═══ SUPPLIED ENTRIES ═══

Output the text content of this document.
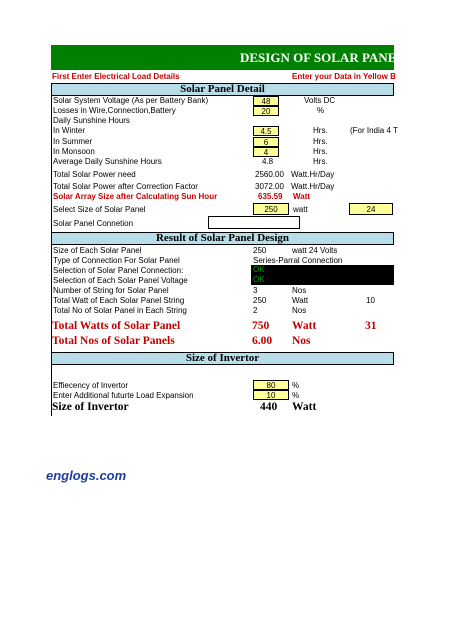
DESIGN OF SOLAR PANE
First Enter Electrical Load Details	Enter your Data in Yellow B
Solar Panel Detail
Solar System Voltage (As per Battery Bank)	48	Volts DC
Losses in Wire,Connection,Battery	20	%
Daily Sunshine Hours
In Winter	4.5	Hrs.	(For India 4 T
In Summer	6	Hrs.
In Monsoon	4	Hrs.
Average Daily Sunshine Hours	4.8	Hrs.
Total Solar Power need	2560.00 Watt.Hr/Day
Total Solar Power after Correction Factor	3072.00 Watt.Hr/Day
Solar Array Size after Calculating Sun Hour	635.59 Watt
Select Size of Solar Panel	250	watt	24
Solar Panel Connetion
Result of Solar Panel Design
Size of Each Solar Panel	250	watt 24 Volts
Type of Connection For Solar Panel	Series-Parral Connection
Selection of Solar Panel Connection:	OK
Selection of Each Solar Panel Voltage	OK
Number of String for Solar Panel	3	Nos
Total Watt of Each Solar Panel String	250	Watt	10
Total No of Solar Panel in Each String	2	Nos
Total Watts of Solar Panel	750 Watt	31
Total Nos of Solar Panels	6.00 Nos
Size of Invertor
Effiecency of Invertor	80	%
Enter Additional futurte Load Expansion	10	%
Size of Invertor	440 Watt
englogs.com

═══

[PROBLEM TO SOLVE] Images in the records should not be copied. Repeat all the rest exactly.

[THE COMPLETED TASK]
Output the text content of this document.
DESIGN OF SOLAR PANE
First Enter Electrical Load Details	Enter your Data in Yellow B
Solar Panel Detail
Solar System Voltage (As per Battery Bank)	48	Volts DC
Losses in Wire,Connection,Battery	20	%
Daily Sunshine Hours
In Winter	4.5	Hrs.	(For India 4 T
In Summer	6	Hrs.
In Monsoon	4	Hrs.
Average Daily Sunshine Hours	4.8	Hrs.
Total Solar Power need	2560.00 Watt.Hr/Day
Total Solar Power after Correction Factor	3072.00 Watt.Hr/Day
Solar Array Size after Calculating Sun Hour	635.59 Watt
Select Size of Solar Panel	250	watt	24
Solar Panel Connetion
Result of Solar Panel Design
Size of Each Solar Panel	250	watt 24 Volts
Type of Connection For Solar Panel	Series-Parral Connection
Selection of Solar Panel Connection:	OK
Selection of Each Solar Panel Voltage	OK
Number of String for Solar Panel	3	Nos
Total Watt of Each Solar Panel String	250	Watt	10
Total No of Solar Panel in Each String	2	Nos
Total Watts of Solar Panel	750 Watt	31
Total Nos of Solar Panels	6.00 Nos
Size of Invertor
Effiecency of Invertor	80	%
Enter Additional futurte Load Expansion	10	%
Size of Invertor	440 Watt
englogs.com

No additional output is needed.